[Written instruction]: Print every entry, word for word, and skip the images.

[Rows]:
○ ○ ○ ○ ○ ○ ○

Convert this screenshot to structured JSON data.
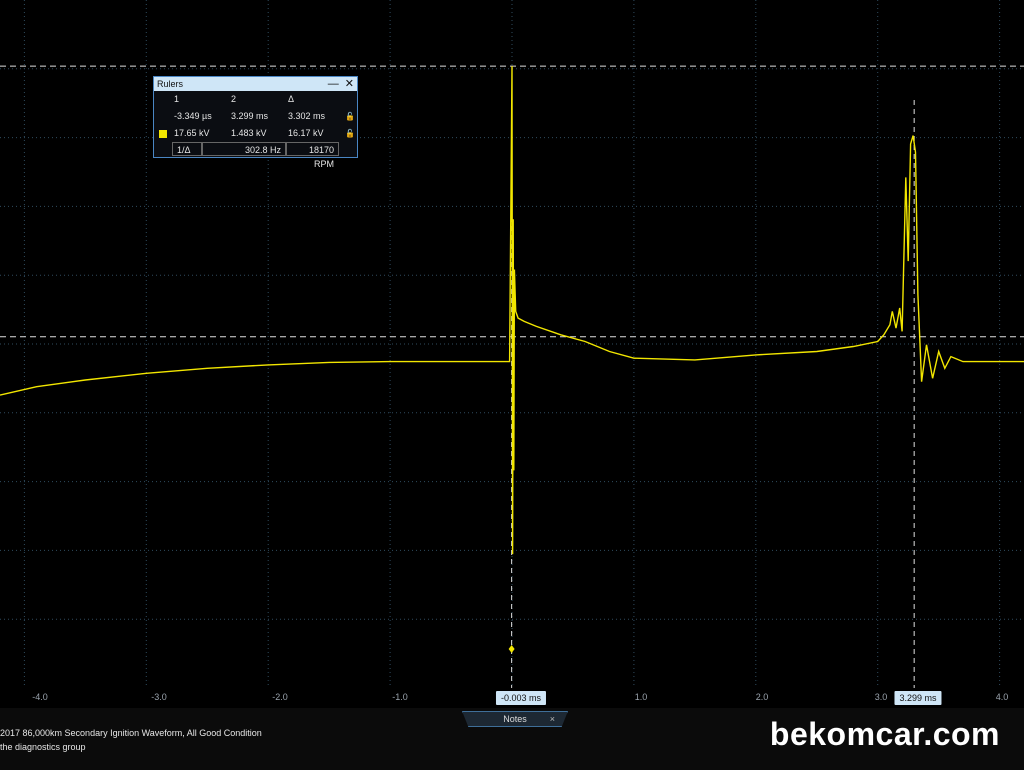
{
  "rulers_panel": {
    "title": "Rulers",
    "minimize_icon": "—",
    "close_icon": "✕",
    "headers": [
      "1",
      "2",
      "Δ"
    ],
    "time_row": {
      "r1": "-3.349 µs",
      "r2": "3.299 ms",
      "delta": "3.302 ms"
    },
    "voltage_row": {
      "r1": "17.65 kV",
      "r2": "1.483 kV",
      "delta": "16.17 kV"
    },
    "lock_icon_symbol": "🔓",
    "freq_row": {
      "label": "1/Δ",
      "hz": "302.8 Hz",
      "rpm": "18170 RPM"
    },
    "swatch_color": "#f2e600"
  },
  "time_axis": {
    "ticks": [
      "-4.0",
      "-3.0",
      "-2.0",
      "-1.0",
      "1.0",
      "2.0",
      "3.0",
      "4.0"
    ]
  },
  "ruler_flags": {
    "r1": "-0.003 ms",
    "r2": "3.299 ms"
  },
  "notes": {
    "tab_label": "Notes",
    "close_symbol": "×",
    "line1": "2017 86,000km Secondary Ignition Waveform, All Good Condition",
    "line2": "the diagnostics group"
  },
  "watermark": "bekomcar.com",
  "colors": {
    "trace": "#f2e600",
    "grid": "#2f4b5e",
    "ruler": "#e0e0e0",
    "background": "#000000"
  },
  "chart_data": {
    "type": "line",
    "xlabel": "",
    "ylabel": "",
    "x_unit": "ms",
    "y_unit": "kV",
    "xlim": [
      -4.2,
      4.2
    ],
    "ylim": [
      -19.5,
      21.6
    ],
    "series": [
      {
        "x": [
          -4.2,
          -3.9,
          -3.5,
          -3.0,
          -2.5,
          -2.0,
          -1.5,
          -1.0,
          -0.5,
          -0.02,
          0.0,
          0.005,
          0.01,
          0.015,
          0.02,
          0.03,
          0.05,
          0.1,
          0.2,
          0.4,
          0.6,
          0.8,
          1.0,
          1.5,
          2.0,
          2.5,
          2.8,
          3.0,
          3.05,
          3.1,
          3.12,
          3.15,
          3.18,
          3.2,
          3.23,
          3.25,
          3.27,
          3.29,
          3.31,
          3.33,
          3.36,
          3.4,
          3.45,
          3.5,
          3.55,
          3.6,
          3.7,
          3.8,
          4.0,
          4.2
        ],
        "y": [
          -2.0,
          -1.5,
          -1.1,
          -0.7,
          -0.4,
          -0.2,
          -0.05,
          0.0,
          0.0,
          0.0,
          17.65,
          -11.5,
          8.5,
          -6.5,
          5.5,
          3.0,
          2.6,
          2.4,
          2.1,
          1.6,
          1.2,
          0.6,
          0.2,
          0.1,
          0.4,
          0.6,
          0.9,
          1.2,
          1.6,
          2.2,
          3.0,
          2.0,
          3.2,
          1.8,
          11.0,
          6.0,
          13.0,
          13.5,
          12.5,
          4.0,
          -1.2,
          1.0,
          -1.0,
          0.6,
          -0.4,
          0.3,
          0.0,
          0.0,
          0.0,
          0.0
        ]
      }
    ],
    "rulers": {
      "time": [
        -0.003,
        3.299
      ],
      "voltage": [
        17.65,
        1.483
      ]
    }
  }
}
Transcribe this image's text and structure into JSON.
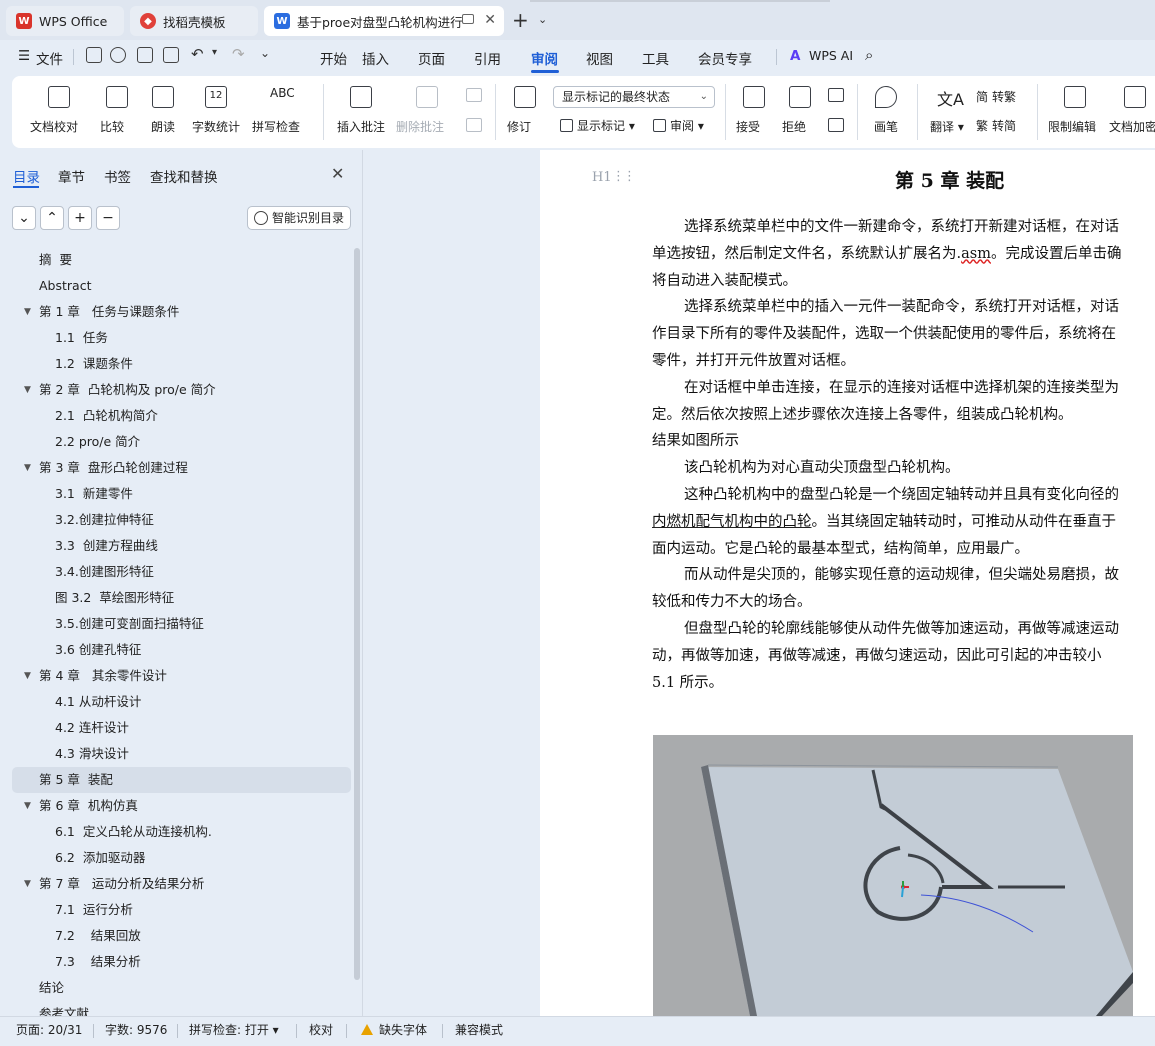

○ ○ ○ ○ ○ ○ ○

[Task answer]:
Convert this screenshot to structured JSON data.
{
  "rulers_panel": {
    "title": "Rulers",
    "minimize_icon": "—",
    "close_icon": "✕",
    "headers": [
      "1",
      "2",
      "Δ"
    ],
    "time_row": {
      "r1": "-3.349 µs",
      "r2": "3.299 ms",
      "delta": "3.302 ms"
    },
    "voltage_row": {
      "r1": "17.65 kV",
      "r2": "1.483 kV",
      "delta": "16.17 kV"
    },
    "lock_icon_symbol": "🔓",
    "freq_row": {
      "label": "1/Δ",
      "hz": "302.8 Hz",
      "rpm": "18170 RPM"
    },
    "swatch_color": "#f2e600"
  },
  "time_axis": {
    "ticks": [
      "-4.0",
      "-3.0",
      "-2.0",
      "-1.0",
      "1.0",
      "2.0",
      "3.0",
      "4.0"
    ]
  },
  "ruler_flags": {
    "r1": "-0.003 ms",
    "r2": "3.299 ms"
  },
  "notes": {
    "tab_label": "Notes",
    "close_symbol": "×",
    "line1": "2017 86,000km Secondary Ignition Waveform, All Good Condition",
    "line2": "the diagnostics group"
  },
  "watermark": "bekomcar.com",
  "colors": {
    "trace": "#f2e600",
    "grid": "#2f4b5e",
    "ruler": "#e0e0e0",
    "background": "#000000"
  },
  "chart_data": {
    "type": "line",
    "xlabel": "",
    "ylabel": "",
    "x_unit": "ms",
    "y_unit": "kV",
    "xlim": [
      -4.2,
      4.2
    ],
    "ylim": [
      -19.5,
      21.6
    ],
    "series": [
      {
        "x": [
          -4.2,
          -3.9,
          -3.5,
          -3.0,
          -2.5,
          -2.0,
          -1.5,
          -1.0,
          -0.5,
          -0.02,
          0.0,
          0.005,
          0.01,
          0.015,
          0.02,
          0.03,
          0.05,
          0.1,
          0.2,
          0.4,
          0.6,
          0.8,
          1.0,
          1.5,
          2.0,
          2.5,
          2.8,
          3.0,
          3.05,
          3.1,
          3.12,
          3.15,
          3.18,
          3.2,
          3.23,
          3.25,
          3.27,
          3.29,
          3.31,
          3.33,
          3.36,
          3.4,
          3.45,
          3.5,
          3.55,
          3.6,
          3.7,
          3.8,
          4.0,
          4.2
        ],
        "y": [
          -2.0,
          -1.5,
          -1.1,
          -0.7,
          -0.4,
          -0.2,
          -0.05,
          0.0,
          0.0,
          0.0,
          17.65,
          -11.5,
          8.5,
          -6.5,
          5.5,
          3.0,
          2.6,
          2.4,
          2.1,
          1.6,
          1.2,
          0.6,
          0.2,
          0.1,
          0.4,
          0.6,
          0.9,
          1.2,
          1.6,
          2.2,
          3.0,
          2.0,
          3.2,
          1.8,
          11.0,
          6.0,
          13.0,
          13.5,
          12.5,
          4.0,
          -1.2,
          1.0,
          -1.0,
          0.6,
          -0.4,
          0.3,
          0.0,
          0.0,
          0.0,
          0.0
        ]
      }
    ],
    "rulers": {
      "time": [
        -0.003,
        3.299
      ],
      "voltage": [
        17.65,
        1.483
      ]
    }
  }
}
Transcribe this image's text and structure into JSON.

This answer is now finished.